_Task description:_ Retype the complete listing exactly as it appears.

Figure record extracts

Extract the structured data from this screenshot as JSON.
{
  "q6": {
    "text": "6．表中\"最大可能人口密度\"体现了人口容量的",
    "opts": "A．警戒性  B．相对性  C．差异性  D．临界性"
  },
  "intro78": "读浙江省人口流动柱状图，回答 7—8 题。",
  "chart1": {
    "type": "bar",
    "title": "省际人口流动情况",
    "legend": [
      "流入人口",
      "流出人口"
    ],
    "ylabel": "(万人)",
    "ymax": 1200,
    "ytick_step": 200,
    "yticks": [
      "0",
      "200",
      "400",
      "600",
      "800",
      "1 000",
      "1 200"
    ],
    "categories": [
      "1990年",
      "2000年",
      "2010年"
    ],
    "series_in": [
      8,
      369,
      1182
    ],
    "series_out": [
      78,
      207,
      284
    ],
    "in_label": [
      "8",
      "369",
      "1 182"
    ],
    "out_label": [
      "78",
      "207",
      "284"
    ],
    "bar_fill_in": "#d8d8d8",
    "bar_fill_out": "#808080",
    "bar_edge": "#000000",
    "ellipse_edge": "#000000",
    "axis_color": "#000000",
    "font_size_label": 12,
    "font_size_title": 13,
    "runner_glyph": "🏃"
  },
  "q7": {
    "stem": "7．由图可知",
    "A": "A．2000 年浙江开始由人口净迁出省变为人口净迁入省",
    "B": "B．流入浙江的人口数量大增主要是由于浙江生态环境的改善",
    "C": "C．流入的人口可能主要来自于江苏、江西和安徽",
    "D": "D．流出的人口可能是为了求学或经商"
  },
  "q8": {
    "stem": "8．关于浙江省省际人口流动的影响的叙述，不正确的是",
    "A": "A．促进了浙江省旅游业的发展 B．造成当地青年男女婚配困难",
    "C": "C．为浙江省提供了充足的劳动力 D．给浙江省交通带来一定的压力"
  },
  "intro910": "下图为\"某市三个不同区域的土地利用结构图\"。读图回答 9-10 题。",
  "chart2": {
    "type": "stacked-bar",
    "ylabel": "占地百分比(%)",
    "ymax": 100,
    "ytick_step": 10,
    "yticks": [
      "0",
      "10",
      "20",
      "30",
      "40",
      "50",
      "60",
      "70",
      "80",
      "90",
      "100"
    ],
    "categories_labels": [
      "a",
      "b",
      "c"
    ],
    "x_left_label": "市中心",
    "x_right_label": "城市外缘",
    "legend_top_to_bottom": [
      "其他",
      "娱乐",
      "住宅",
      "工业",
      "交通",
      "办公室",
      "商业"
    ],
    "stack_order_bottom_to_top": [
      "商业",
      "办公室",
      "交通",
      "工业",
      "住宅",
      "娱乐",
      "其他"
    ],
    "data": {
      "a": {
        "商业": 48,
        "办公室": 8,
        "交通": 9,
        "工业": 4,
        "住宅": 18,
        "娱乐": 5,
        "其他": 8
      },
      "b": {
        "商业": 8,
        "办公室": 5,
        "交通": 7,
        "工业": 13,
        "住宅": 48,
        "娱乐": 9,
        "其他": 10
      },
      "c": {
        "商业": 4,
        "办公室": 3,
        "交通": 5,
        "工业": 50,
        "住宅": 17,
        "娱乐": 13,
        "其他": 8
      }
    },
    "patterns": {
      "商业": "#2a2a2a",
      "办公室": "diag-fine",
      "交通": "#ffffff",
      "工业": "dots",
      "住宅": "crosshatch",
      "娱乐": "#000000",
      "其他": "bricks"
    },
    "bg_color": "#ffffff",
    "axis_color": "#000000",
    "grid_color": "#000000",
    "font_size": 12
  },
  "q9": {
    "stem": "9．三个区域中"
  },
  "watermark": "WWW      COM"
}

_Final answer:_
Extract the structured data from this screenshot as JSON.
{
  "q6": {
    "text": "6．表中\"最大可能人口密度\"体现了人口容量的",
    "opts": "A．警戒性  B．相对性  C．差异性  D．临界性"
  },
  "intro78": "读浙江省人口流动柱状图，回答 7—8 题。",
  "chart1": {
    "type": "bar",
    "title": "省际人口流动情况",
    "legend": [
      "流入人口",
      "流出人口"
    ],
    "ylabel": "(万人)",
    "ymax": 1200,
    "ytick_step": 200,
    "yticks": [
      "0",
      "200",
      "400",
      "600",
      "800",
      "1 000",
      "1 200"
    ],
    "categories": [
      "1990年",
      "2000年",
      "2010年"
    ],
    "series_in": [
      8,
      369,
      1182
    ],
    "series_out": [
      78,
      207,
      284
    ],
    "in_label": [
      "8",
      "369",
      "1 182"
    ],
    "out_label": [
      "78",
      "207",
      "284"
    ],
    "bar_fill_in": "#d8d8d8",
    "bar_fill_out": "#808080",
    "bar_edge": "#000000",
    "ellipse_edge": "#000000",
    "axis_color": "#000000",
    "font_size_label": 12,
    "font_size_title": 13,
    "runner_glyph": "🏃"
  },
  "q7": {
    "stem": "7．由图可知",
    "A": "A．2000 年浙江开始由人口净迁出省变为人口净迁入省",
    "B": "B．流入浙江的人口数量大增主要是由于浙江生态环境的改善",
    "C": "C．流入的人口可能主要来自于江苏、江西和安徽",
    "D": "D．流出的人口可能是为了求学或经商"
  },
  "q8": {
    "stem": "8．关于浙江省省际人口流动的影响的叙述，不正确的是",
    "A": "A．促进了浙江省旅游业的发展 B．造成当地青年男女婚配困难",
    "C": "C．为浙江省提供了充足的劳动力 D．给浙江省交通带来一定的压力"
  },
  "intro910": "下图为\"某市三个不同区域的土地利用结构图\"。读图回答 9-10 题。",
  "chart2": {
    "type": "stacked-bar",
    "ylabel": "占地百分比(%)",
    "ymax": 100,
    "ytick_step": 10,
    "yticks": [
      "0",
      "10",
      "20",
      "30",
      "40",
      "50",
      "60",
      "70",
      "80",
      "90",
      "100"
    ],
    "categories_labels": [
      "a",
      "b",
      "c"
    ],
    "x_left_label": "市中心",
    "x_right_label": "城市外缘",
    "legend_top_to_bottom": [
      "其他",
      "娱乐",
      "住宅",
      "工业",
      "交通",
      "办公室",
      "商业"
    ],
    "stack_order_bottom_to_top": [
      "商业",
      "办公室",
      "交通",
      "工业",
      "住宅",
      "娱乐",
      "其他"
    ],
    "data": {
      "a": {
        "商业": 48,
        "办公室": 8,
        "交通": 9,
        "工业": 4,
        "住宅": 18,
        "娱乐": 5,
        "其他": 8
      },
      "b": {
        "商业": 8,
        "办公室": 5,
        "交通": 7,
        "工业": 13,
        "住宅": 48,
        "娱乐": 9,
        "其他": 10
      },
      "c": {
        "商业": 4,
        "办公室": 3,
        "交通": 5,
        "工业": 50,
        "住宅": 17,
        "娱乐": 13,
        "其他": 8
      }
    },
    "patterns": {
      "商业": "#2a2a2a",
      "办公室": "diag-fine",
      "交通": "#ffffff",
      "工业": "dots",
      "住宅": "crosshatch",
      "娱乐": "#000000",
      "其他": "bricks"
    },
    "bg_color": "#ffffff",
    "axis_color": "#000000",
    "grid_color": "#000000",
    "font_size": 12
  },
  "q9": {
    "stem": "9．三个区域中"
  },
  "watermark": "WWW      COM"
}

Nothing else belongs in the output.